==== Supplied entries ====

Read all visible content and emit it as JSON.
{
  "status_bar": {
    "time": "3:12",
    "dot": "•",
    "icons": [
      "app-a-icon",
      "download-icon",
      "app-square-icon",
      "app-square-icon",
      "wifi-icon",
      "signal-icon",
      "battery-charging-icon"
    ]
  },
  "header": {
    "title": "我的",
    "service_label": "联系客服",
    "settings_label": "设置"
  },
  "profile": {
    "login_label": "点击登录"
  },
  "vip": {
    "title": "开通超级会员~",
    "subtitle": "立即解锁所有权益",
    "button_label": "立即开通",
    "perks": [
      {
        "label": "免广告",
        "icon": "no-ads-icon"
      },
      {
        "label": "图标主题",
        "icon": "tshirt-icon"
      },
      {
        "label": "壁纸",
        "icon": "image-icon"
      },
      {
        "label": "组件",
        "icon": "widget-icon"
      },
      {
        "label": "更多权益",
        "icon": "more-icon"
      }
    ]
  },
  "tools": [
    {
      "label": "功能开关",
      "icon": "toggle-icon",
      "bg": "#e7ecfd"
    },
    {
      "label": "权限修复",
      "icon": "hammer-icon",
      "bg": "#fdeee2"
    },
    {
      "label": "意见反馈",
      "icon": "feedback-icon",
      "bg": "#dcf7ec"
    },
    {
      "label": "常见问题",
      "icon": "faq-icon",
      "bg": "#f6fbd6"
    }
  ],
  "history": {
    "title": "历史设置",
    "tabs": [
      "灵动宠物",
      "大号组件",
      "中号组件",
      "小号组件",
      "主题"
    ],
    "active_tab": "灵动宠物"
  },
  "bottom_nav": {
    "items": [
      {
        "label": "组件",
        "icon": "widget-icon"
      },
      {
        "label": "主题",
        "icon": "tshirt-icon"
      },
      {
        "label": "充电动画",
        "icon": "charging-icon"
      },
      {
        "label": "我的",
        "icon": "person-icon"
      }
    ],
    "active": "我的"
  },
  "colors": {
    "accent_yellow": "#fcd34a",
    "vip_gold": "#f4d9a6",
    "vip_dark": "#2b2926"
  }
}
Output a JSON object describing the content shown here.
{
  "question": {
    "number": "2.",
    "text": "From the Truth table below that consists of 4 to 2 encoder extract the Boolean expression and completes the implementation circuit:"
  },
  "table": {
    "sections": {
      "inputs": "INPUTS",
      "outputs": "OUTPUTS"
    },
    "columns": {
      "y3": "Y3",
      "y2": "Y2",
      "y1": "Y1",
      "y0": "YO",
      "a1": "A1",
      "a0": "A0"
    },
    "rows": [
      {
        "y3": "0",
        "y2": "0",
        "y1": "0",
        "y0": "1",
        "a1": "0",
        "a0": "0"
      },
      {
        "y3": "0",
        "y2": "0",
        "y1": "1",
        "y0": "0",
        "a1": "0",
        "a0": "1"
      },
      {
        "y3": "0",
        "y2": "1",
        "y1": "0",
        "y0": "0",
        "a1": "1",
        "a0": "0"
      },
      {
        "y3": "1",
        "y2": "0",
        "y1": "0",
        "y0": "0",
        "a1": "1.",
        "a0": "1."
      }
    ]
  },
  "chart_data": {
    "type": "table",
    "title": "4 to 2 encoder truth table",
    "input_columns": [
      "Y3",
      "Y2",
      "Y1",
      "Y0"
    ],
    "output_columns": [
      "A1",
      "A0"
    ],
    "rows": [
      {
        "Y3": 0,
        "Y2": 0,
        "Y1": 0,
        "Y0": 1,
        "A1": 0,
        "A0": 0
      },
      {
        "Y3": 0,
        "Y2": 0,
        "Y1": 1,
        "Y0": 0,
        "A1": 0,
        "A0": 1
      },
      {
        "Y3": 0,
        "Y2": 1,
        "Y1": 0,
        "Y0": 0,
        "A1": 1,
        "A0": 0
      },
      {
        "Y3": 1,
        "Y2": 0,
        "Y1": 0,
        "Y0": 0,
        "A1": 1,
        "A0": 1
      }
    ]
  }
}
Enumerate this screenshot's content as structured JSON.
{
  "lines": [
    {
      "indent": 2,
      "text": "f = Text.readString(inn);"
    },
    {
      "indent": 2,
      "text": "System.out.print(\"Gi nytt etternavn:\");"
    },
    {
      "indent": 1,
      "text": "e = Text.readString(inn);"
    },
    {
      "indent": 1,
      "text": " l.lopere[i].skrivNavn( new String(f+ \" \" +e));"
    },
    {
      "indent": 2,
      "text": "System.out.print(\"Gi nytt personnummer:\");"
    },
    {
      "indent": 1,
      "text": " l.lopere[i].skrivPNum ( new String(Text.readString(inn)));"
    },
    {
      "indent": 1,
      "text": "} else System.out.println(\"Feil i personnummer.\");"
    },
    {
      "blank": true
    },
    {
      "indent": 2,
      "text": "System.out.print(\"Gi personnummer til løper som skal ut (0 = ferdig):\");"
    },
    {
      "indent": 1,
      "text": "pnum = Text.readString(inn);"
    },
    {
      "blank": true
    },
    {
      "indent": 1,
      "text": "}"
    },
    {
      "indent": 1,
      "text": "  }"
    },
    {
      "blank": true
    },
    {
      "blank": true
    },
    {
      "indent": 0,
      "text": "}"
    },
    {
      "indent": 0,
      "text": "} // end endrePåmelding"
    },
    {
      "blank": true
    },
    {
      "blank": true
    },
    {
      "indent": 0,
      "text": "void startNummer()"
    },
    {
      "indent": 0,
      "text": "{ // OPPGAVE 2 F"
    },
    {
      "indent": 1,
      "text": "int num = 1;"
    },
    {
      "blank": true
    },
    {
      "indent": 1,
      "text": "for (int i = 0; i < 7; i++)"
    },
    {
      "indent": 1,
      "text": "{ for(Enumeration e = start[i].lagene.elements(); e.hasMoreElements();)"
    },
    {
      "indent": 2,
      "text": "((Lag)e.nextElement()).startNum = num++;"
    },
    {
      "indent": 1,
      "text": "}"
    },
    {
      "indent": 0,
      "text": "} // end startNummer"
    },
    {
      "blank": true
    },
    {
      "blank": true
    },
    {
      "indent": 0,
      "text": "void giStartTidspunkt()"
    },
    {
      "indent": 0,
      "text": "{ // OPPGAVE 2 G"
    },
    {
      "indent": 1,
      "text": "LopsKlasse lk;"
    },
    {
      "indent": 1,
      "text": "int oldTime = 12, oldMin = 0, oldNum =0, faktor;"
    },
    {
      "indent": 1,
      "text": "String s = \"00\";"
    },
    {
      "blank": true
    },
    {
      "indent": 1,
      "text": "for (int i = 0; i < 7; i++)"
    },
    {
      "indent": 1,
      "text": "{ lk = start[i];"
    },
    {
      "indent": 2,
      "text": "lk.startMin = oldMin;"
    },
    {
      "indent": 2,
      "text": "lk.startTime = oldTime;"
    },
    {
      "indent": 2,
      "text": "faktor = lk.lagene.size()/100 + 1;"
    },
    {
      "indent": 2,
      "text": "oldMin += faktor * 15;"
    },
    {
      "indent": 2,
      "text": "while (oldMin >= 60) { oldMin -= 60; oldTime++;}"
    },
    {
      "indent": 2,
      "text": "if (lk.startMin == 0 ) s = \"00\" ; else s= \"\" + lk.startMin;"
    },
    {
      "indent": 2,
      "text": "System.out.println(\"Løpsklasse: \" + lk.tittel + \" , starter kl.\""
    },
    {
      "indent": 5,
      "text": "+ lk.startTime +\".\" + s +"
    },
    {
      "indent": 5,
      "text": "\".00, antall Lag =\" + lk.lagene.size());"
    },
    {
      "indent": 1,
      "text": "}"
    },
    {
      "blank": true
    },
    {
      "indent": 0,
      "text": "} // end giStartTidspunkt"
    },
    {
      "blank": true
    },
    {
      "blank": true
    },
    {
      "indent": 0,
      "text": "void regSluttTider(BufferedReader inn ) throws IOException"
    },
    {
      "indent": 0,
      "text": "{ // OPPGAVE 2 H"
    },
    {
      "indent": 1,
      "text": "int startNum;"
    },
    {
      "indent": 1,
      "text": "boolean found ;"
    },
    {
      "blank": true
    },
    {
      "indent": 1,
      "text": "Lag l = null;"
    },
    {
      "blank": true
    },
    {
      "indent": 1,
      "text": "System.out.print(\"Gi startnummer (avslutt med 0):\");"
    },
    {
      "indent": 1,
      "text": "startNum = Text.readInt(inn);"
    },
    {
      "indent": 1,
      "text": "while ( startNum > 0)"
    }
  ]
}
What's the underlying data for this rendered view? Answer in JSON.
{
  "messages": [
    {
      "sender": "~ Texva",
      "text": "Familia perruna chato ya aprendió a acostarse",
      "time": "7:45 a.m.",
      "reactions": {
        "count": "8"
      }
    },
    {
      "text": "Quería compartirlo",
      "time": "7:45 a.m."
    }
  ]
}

====

Filter the records above and return every line that holds the word "readString".

| Written answer |
      "text": "f = Text.readString(inn);"
      "text": "e = Text.readString(inn);"
      "text": " l.lopere[i].skrivPNum ( new String(Text.readString(inn)));"
      "text": "pnum = Text.readString(inn);"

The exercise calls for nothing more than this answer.